Work to do: Copy each entry as it stands, leaving nothing out.

******

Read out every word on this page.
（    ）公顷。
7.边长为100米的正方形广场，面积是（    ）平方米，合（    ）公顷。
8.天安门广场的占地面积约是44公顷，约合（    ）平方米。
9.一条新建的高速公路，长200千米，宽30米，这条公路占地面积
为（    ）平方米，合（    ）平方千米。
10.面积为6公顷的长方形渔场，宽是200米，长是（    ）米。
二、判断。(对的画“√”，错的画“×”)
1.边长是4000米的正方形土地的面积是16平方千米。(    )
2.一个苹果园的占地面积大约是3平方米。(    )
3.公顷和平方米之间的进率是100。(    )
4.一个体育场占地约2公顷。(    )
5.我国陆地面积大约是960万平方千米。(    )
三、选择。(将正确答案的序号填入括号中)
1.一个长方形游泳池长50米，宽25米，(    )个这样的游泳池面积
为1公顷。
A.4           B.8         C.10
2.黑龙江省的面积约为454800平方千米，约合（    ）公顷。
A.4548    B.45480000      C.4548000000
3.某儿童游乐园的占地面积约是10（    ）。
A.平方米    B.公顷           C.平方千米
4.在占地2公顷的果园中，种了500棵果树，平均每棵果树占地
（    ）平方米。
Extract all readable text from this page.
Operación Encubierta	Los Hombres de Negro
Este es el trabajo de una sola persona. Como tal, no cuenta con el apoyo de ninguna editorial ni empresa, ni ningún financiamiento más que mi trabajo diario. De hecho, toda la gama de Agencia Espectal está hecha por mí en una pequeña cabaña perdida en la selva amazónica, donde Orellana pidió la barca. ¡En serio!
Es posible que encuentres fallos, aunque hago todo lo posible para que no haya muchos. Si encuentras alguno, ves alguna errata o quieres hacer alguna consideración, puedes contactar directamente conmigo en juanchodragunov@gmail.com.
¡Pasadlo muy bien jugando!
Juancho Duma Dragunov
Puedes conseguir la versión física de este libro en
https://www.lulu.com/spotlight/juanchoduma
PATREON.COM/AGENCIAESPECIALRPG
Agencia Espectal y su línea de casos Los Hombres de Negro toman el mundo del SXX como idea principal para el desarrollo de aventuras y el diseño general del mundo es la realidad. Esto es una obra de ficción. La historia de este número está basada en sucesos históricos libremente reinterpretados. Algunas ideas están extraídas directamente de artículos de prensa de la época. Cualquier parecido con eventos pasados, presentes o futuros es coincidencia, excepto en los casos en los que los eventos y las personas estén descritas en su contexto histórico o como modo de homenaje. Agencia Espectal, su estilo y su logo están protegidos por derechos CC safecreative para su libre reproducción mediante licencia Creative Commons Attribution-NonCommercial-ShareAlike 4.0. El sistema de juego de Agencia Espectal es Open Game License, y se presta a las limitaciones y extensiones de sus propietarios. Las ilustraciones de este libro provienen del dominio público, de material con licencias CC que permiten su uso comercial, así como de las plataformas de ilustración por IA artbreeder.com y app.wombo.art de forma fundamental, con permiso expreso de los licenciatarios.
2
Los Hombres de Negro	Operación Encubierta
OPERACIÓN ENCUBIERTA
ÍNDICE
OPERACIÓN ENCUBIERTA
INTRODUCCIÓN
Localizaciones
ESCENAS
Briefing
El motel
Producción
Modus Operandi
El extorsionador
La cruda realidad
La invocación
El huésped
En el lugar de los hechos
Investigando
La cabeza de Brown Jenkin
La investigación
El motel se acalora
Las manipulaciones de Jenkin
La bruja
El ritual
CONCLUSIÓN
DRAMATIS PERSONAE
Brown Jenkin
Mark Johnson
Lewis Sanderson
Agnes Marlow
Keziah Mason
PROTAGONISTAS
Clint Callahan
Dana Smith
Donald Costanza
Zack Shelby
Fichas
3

******

Finished answer:
Read out every word on this page.
（    ）公顷。
7.边长为100米的正方形广场，面积是（    ）平方米，合（    ）公顷。
8.天安门广场的占地面积约是44公顷，约合（    ）平方米。
9.一条新建的高速公路，长200千米，宽30米，这条公路占地面积
为（    ）平方米，合（    ）平方千米。
10.面积为6公顷的长方形渔场，宽是200米，长是（    ）米。
二、判断。(对的画“√”，错的画“×”)
1.边长是4000米的正方形土地的面积是16平方千米。(    )
2.一个苹果园的占地面积大约是3平方米。(    )
3.公顷和平方米之间的进率是100。(    )
4.一个体育场占地约2公顷。(    )
5.我国陆地面积大约是960万平方千米。(    )
三、选择。(将正确答案的序号填入括号中)
1.一个长方形游泳池长50米，宽25米，(    )个这样的游泳池面积
为1公顷。
A.4           B.8         C.10
2.黑龙江省的面积约为454800平方千米，约合（    ）公顷。
A.4548    B.45480000      C.4548000000
3.某儿童游乐园的占地面积约是10（    ）。
A.平方米    B.公顷           C.平方千米
4.在占地2公顷的果园中，种了500棵果树，平均每棵果树占地
（    ）平方米。
Extract all readable text from this page.
Operación Encubierta	Los Hombres de Negro
Este es el trabajo de una sola persona. Como tal, no cuenta con el apoyo de ninguna editorial ni empresa, ni ningún financiamiento más que mi trabajo diario. De hecho, toda la gama de Agencia Espectal está hecha por mí en una pequeña cabaña perdida en la selva amazónica, donde Orellana pidió la barca. ¡En serio!
Es posible que encuentres fallos, aunque hago todo lo posible para que no haya muchos. Si encuentras alguno, ves alguna errata o quieres hacer alguna consideración, puedes contactar directamente conmigo en juanchodragunov@gmail.com.
¡Pasadlo muy bien jugando!
Juancho Duma Dragunov
Puedes conseguir la versión física de este libro en
https://www.lulu.com/spotlight/juanchoduma
PATREON.COM/AGENCIAESPECIALRPG
Agencia Espectal y su línea de casos Los Hombres de Negro toman el mundo del SXX como idea principal para el desarrollo de aventuras y el diseño general del mundo es la realidad. Esto es una obra de ficción. La historia de este número está basada en sucesos históricos libremente reinterpretados. Algunas ideas están extraídas directamente de artículos de prensa de la época. Cualquier parecido con eventos pasados, presentes o futuros es coincidencia, excepto en los casos en los que los eventos y las personas estén descritas en su contexto histórico o como modo de homenaje. Agencia Espectal, su estilo y su logo están protegidos por derechos CC safecreative para su libre reproducción mediante licencia Creative Commons Attribution-NonCommercial-ShareAlike 4.0. El sistema de juego de Agencia Espectal es Open Game License, y se presta a las limitaciones y extensiones de sus propietarios. Las ilustraciones de este libro provienen del dominio público, de material con licencias CC que permiten su uso comercial, así como de las plataformas de ilustración por IA artbreeder.com y app.wombo.art de forma fundamental, con permiso expreso de los licenciatarios.
2
Los Hombres de Negro	Operación Encubierta
OPERACIÓN ENCUBIERTA
ÍNDICE
OPERACIÓN ENCUBIERTA
INTRODUCCIÓN
Localizaciones
ESCENAS
Briefing
El motel
Producción
Modus Operandi
El extorsionador
La cruda realidad
La invocación
El huésped
En el lugar de los hechos
Investigando
La cabeza de Brown Jenkin
La investigación
El motel se acalora
Las manipulaciones de Jenkin
La bruja
El ritual
CONCLUSIÓN
DRAMATIS PERSONAE
Brown Jenkin
Mark Johnson
Lewis Sanderson
Agnes Marlow
Keziah Mason
PROTAGONISTAS
Clint Callahan
Dana Smith
Donald Costanza
Zack Shelby
Fichas
3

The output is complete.